JOB: Each line that holds the string "Golden" counts once; say how many such lines there are and add nothing.

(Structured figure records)
= = = = =

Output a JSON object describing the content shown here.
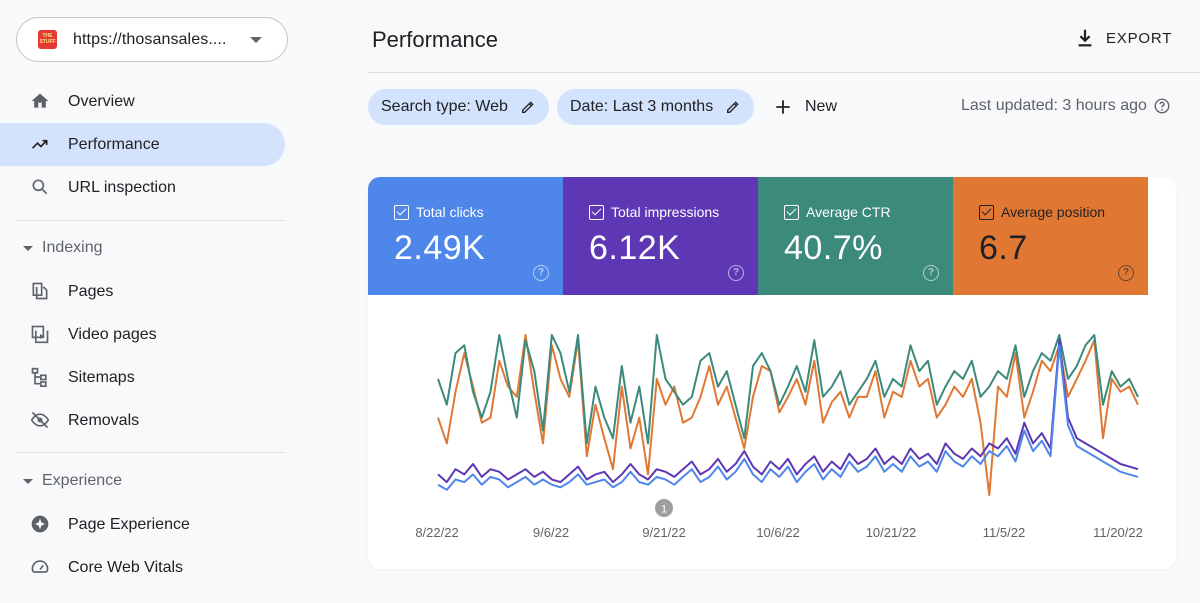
{
  "property": {
    "url": "https://thosansales....",
    "logo_text": "THE STUFF"
  },
  "sidebar": {
    "items": [
      {
        "id": "overview",
        "label": "Overview",
        "icon": "home-icon"
      },
      {
        "id": "performance",
        "label": "Performance",
        "icon": "trending-up-icon",
        "active": true
      },
      {
        "id": "url-inspection",
        "label": "URL inspection",
        "icon": "search-icon"
      }
    ],
    "sections": [
      {
        "label": "Indexing",
        "items": [
          {
            "label": "Pages",
            "icon": "pages-icon"
          },
          {
            "label": "Video pages",
            "icon": "video-pages-icon"
          },
          {
            "label": "Sitemaps",
            "icon": "sitemap-icon"
          },
          {
            "label": "Removals",
            "icon": "eye-off-icon"
          }
        ]
      },
      {
        "label": "Experience",
        "items": [
          {
            "label": "Page Experience",
            "icon": "page-experience-icon"
          },
          {
            "label": "Core Web Vitals",
            "icon": "gauge-icon"
          }
        ]
      }
    ]
  },
  "header": {
    "title": "Performance",
    "export_label": "EXPORT"
  },
  "filters": {
    "search_type": "Search type: Web",
    "date": "Date: Last 3 months",
    "new_label": "New",
    "last_updated": "Last updated: 3 hours ago"
  },
  "metrics": [
    {
      "label": "Total clicks",
      "value": "2.49K",
      "color": "#4e86ea"
    },
    {
      "label": "Total impressions",
      "value": "6.12K",
      "color": "#5d37b4"
    },
    {
      "label": "Average CTR",
      "value": "40.7%",
      "color": "#3b8a7b"
    },
    {
      "label": "Average position",
      "value": "6.7",
      "color": "#e07834"
    }
  ],
  "chart_data": {
    "type": "line",
    "x_ticks": [
      "8/22/22",
      "9/6/22",
      "9/21/22",
      "10/6/22",
      "10/21/22",
      "11/5/22",
      "11/20/22"
    ],
    "annotation": "1",
    "series": [
      {
        "color": "#e07834",
        "values": [
          0.3,
          0.2,
          0.4,
          0.55,
          0.42,
          0.28,
          0.3,
          0.52,
          0.42,
          0.38,
          0.62,
          0.4,
          0.2,
          0.58,
          0.45,
          0.38,
          0.6,
          0.15,
          0.35,
          0.22,
          0.1,
          0.42,
          0.18,
          0.3,
          0.08,
          0.45,
          0.35,
          0.42,
          0.28,
          0.3,
          0.38,
          0.5,
          0.35,
          0.42,
          0.3,
          0.18,
          0.38,
          0.5,
          0.48,
          0.32,
          0.38,
          0.45,
          0.35,
          0.52,
          0.28,
          0.36,
          0.4,
          0.3,
          0.38,
          0.38,
          0.48,
          0.3,
          0.4,
          0.38,
          0.52,
          0.42,
          0.45,
          0.3,
          0.35,
          0.42,
          0.38,
          0.45,
          0.28,
          0.0,
          0.42,
          0.38,
          0.55,
          0.3,
          0.4,
          0.52,
          0.48,
          0.58,
          0.38,
          0.45,
          0.52,
          0.6,
          0.22,
          0.45,
          0.4,
          0.42,
          0.35
        ]
      },
      {
        "color": "#3b8a7b",
        "values": [
          0.45,
          0.35,
          0.55,
          0.58,
          0.4,
          0.3,
          0.4,
          0.62,
          0.45,
          0.3,
          0.6,
          0.48,
          0.25,
          0.62,
          0.55,
          0.4,
          0.62,
          0.2,
          0.42,
          0.3,
          0.22,
          0.5,
          0.28,
          0.42,
          0.2,
          0.62,
          0.45,
          0.4,
          0.35,
          0.38,
          0.52,
          0.55,
          0.42,
          0.48,
          0.35,
          0.22,
          0.5,
          0.55,
          0.48,
          0.35,
          0.42,
          0.5,
          0.4,
          0.6,
          0.38,
          0.42,
          0.48,
          0.35,
          0.4,
          0.45,
          0.52,
          0.38,
          0.45,
          0.42,
          0.58,
          0.48,
          0.52,
          0.35,
          0.42,
          0.48,
          0.45,
          0.52,
          0.38,
          0.42,
          0.48,
          0.45,
          0.58,
          0.38,
          0.48,
          0.55,
          0.52,
          0.62,
          0.45,
          0.5,
          0.58,
          0.62,
          0.35,
          0.48,
          0.42,
          0.45,
          0.38
        ]
      },
      {
        "color": "#5d37b4",
        "values": [
          0.08,
          0.05,
          0.1,
          0.08,
          0.12,
          0.07,
          0.1,
          0.09,
          0.06,
          0.08,
          0.1,
          0.07,
          0.09,
          0.06,
          0.05,
          0.08,
          0.11,
          0.06,
          0.08,
          0.09,
          0.05,
          0.08,
          0.12,
          0.08,
          0.06,
          0.1,
          0.09,
          0.07,
          0.1,
          0.13,
          0.08,
          0.1,
          0.14,
          0.09,
          0.12,
          0.17,
          0.11,
          0.08,
          0.13,
          0.1,
          0.14,
          0.08,
          0.12,
          0.15,
          0.09,
          0.13,
          0.1,
          0.16,
          0.12,
          0.14,
          0.18,
          0.12,
          0.15,
          0.12,
          0.18,
          0.14,
          0.16,
          0.12,
          0.2,
          0.16,
          0.14,
          0.18,
          0.15,
          0.2,
          0.18,
          0.22,
          0.16,
          0.28,
          0.2,
          0.24,
          0.18,
          0.6,
          0.3,
          0.22,
          0.2,
          0.18,
          0.16,
          0.14,
          0.12,
          0.11,
          0.1
        ]
      },
      {
        "color": "#4e86ea",
        "values": [
          0.04,
          0.02,
          0.06,
          0.05,
          0.08,
          0.04,
          0.07,
          0.06,
          0.03,
          0.05,
          0.07,
          0.04,
          0.06,
          0.04,
          0.03,
          0.05,
          0.08,
          0.04,
          0.05,
          0.06,
          0.03,
          0.05,
          0.09,
          0.05,
          0.04,
          0.07,
          0.06,
          0.04,
          0.07,
          0.1,
          0.05,
          0.07,
          0.11,
          0.06,
          0.09,
          0.14,
          0.08,
          0.05,
          0.1,
          0.07,
          0.11,
          0.05,
          0.09,
          0.12,
          0.06,
          0.1,
          0.07,
          0.13,
          0.09,
          0.11,
          0.15,
          0.09,
          0.12,
          0.09,
          0.15,
          0.11,
          0.13,
          0.09,
          0.17,
          0.13,
          0.11,
          0.15,
          0.12,
          0.17,
          0.15,
          0.19,
          0.13,
          0.25,
          0.17,
          0.21,
          0.15,
          0.58,
          0.27,
          0.19,
          0.17,
          0.15,
          0.13,
          0.11,
          0.09,
          0.08,
          0.07
        ]
      }
    ]
  }
}
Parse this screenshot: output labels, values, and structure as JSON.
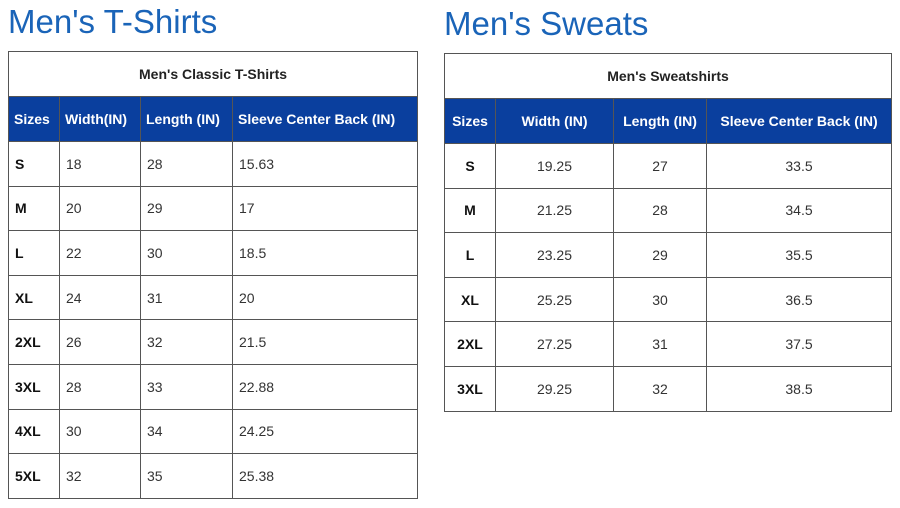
{
  "tshirts": {
    "title": "Men's T-Shirts",
    "caption": "Men's Classic T-Shirts",
    "headers": [
      "Sizes",
      "Width(IN)",
      "Length (IN)",
      "Sleeve Center Back (IN)"
    ],
    "rows": [
      [
        "S",
        "18",
        "28",
        "15.63"
      ],
      [
        "M",
        "20",
        "29",
        "17"
      ],
      [
        "L",
        "22",
        "30",
        "18.5"
      ],
      [
        "XL",
        "24",
        "31",
        "20"
      ],
      [
        "2XL",
        "26",
        "32",
        "21.5"
      ],
      [
        "3XL",
        "28",
        "33",
        "22.88"
      ],
      [
        "4XL",
        "30",
        "34",
        "24.25"
      ],
      [
        "5XL",
        "32",
        "35",
        "25.38"
      ]
    ]
  },
  "sweats": {
    "title": "Men's Sweats",
    "caption": "Men's Sweatshirts",
    "headers": [
      "Sizes",
      "Width (IN)",
      "Length (IN)",
      "Sleeve Center Back (IN)"
    ],
    "rows": [
      [
        "S",
        "19.25",
        "27",
        "33.5"
      ],
      [
        "M",
        "21.25",
        "28",
        "34.5"
      ],
      [
        "L",
        "23.25",
        "29",
        "35.5"
      ],
      [
        "XL",
        "25.25",
        "30",
        "36.5"
      ],
      [
        "2XL",
        "27.25",
        "31",
        "37.5"
      ],
      [
        "3XL",
        "29.25",
        "32",
        "38.5"
      ]
    ]
  },
  "colors": {
    "title": "#1a64b8",
    "header_bg": "#0a3f9e",
    "header_text": "#ffffff",
    "border": "#555555"
  }
}
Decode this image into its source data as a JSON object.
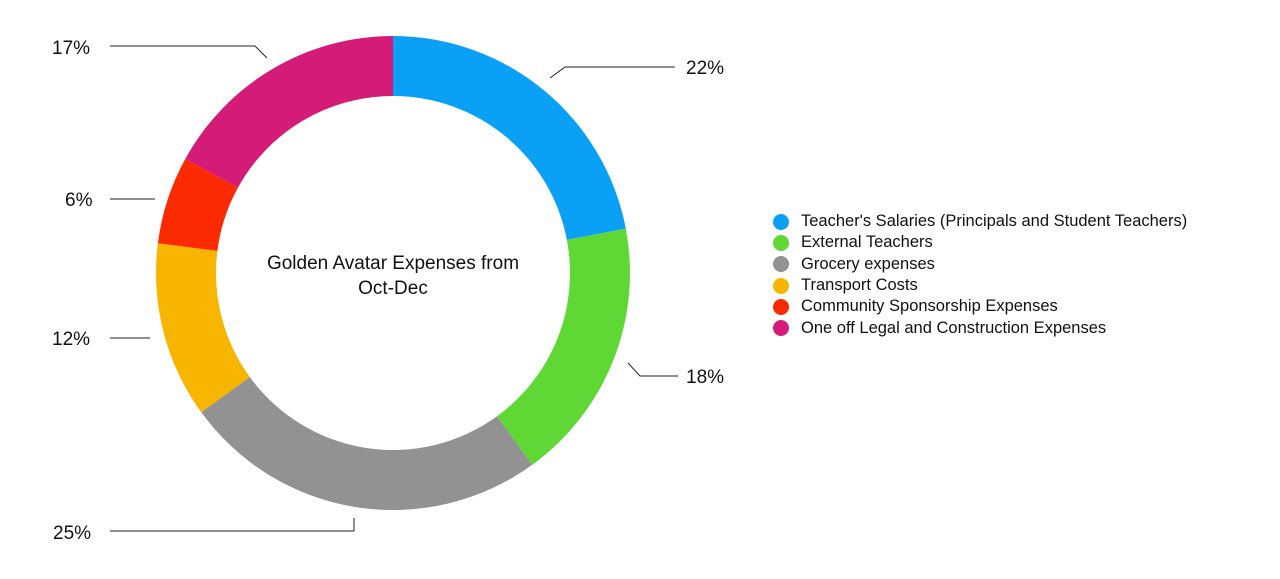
{
  "chart_data": {
    "type": "pie",
    "donut": true,
    "title": "Golden Avatar Expenses from Oct-Dec",
    "title_lines": [
      "Golden Avatar Expenses from",
      "Oct-Dec"
    ],
    "legend_position": "right",
    "slices": [
      {
        "name": "Teacher's Salaries (Principals and Student Teachers)",
        "value": 22,
        "label": "22%",
        "color": "#0aa0f6"
      },
      {
        "name": "External Teachers",
        "value": 18,
        "label": "18%",
        "color": "#5fd836"
      },
      {
        "name": "Grocery expenses",
        "value": 25,
        "label": "25%",
        "color": "#929292"
      },
      {
        "name": "Transport Costs",
        "value": 12,
        "label": "12%",
        "color": "#f7b500"
      },
      {
        "name": "Community Sponsorship Expenses",
        "value": 6,
        "label": "6%",
        "color": "#fb2a00"
      },
      {
        "name": "One off Legal and Construction Expenses",
        "value": 17,
        "label": "17%",
        "color": "#d41b77"
      }
    ]
  }
}
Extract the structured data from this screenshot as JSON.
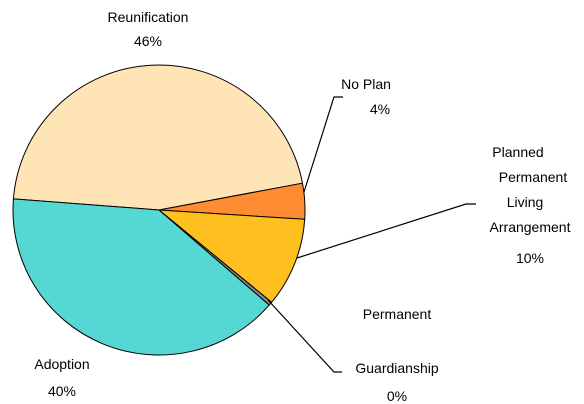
{
  "chart_data": {
    "type": "pie",
    "title": "",
    "slices": [
      {
        "name": "Reunification",
        "value": 46,
        "label_value": "46%",
        "color": "#FFE4B5"
      },
      {
        "name": "No Plan",
        "value": 4,
        "label_value": "4%",
        "color": "#FF8C33"
      },
      {
        "name": "Planned Permanent Living Arrangement",
        "value": 10,
        "label_value": "10%",
        "color": "#FFC01F"
      },
      {
        "name": "Permanent Guardianship",
        "value": 0.4,
        "label_value": "0%",
        "color": "#8B8B8B"
      },
      {
        "name": "Adoption",
        "value": 40,
        "label_value": "40%",
        "color": "#55D8D4"
      }
    ]
  }
}
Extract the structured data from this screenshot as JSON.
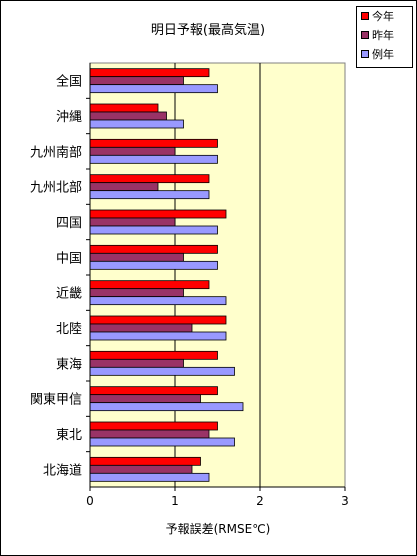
{
  "chart_data": {
    "type": "bar",
    "title": "明日予報(最高気温)",
    "xlabel": "予報誤差(RMSE℃)",
    "xlim": [
      0,
      3
    ],
    "xticks": [
      "0",
      "1",
      "2",
      "3"
    ],
    "categories": [
      "全国",
      "沖縄",
      "九州南部",
      "九州北部",
      "四国",
      "中国",
      "近畿",
      "北陸",
      "東海",
      "関東甲信",
      "東北",
      "北海道"
    ],
    "series": [
      {
        "name": "今年",
        "color": "#ff0000",
        "values": [
          1.4,
          0.8,
          1.5,
          1.4,
          1.6,
          1.5,
          1.4,
          1.6,
          1.5,
          1.5,
          1.5,
          1.3
        ]
      },
      {
        "name": "昨年",
        "color": "#993366",
        "values": [
          1.1,
          0.9,
          1.0,
          0.8,
          1.0,
          1.1,
          1.1,
          1.2,
          1.1,
          1.3,
          1.4,
          1.2
        ]
      },
      {
        "name": "例年",
        "color": "#9999ff",
        "values": [
          1.5,
          1.1,
          1.5,
          1.4,
          1.5,
          1.5,
          1.6,
          1.6,
          1.7,
          1.8,
          1.7,
          1.4
        ]
      }
    ],
    "plot_background": "#ffffcc",
    "grid": true,
    "legend_position": "top-right"
  }
}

= = = = =

SOLUTION: 2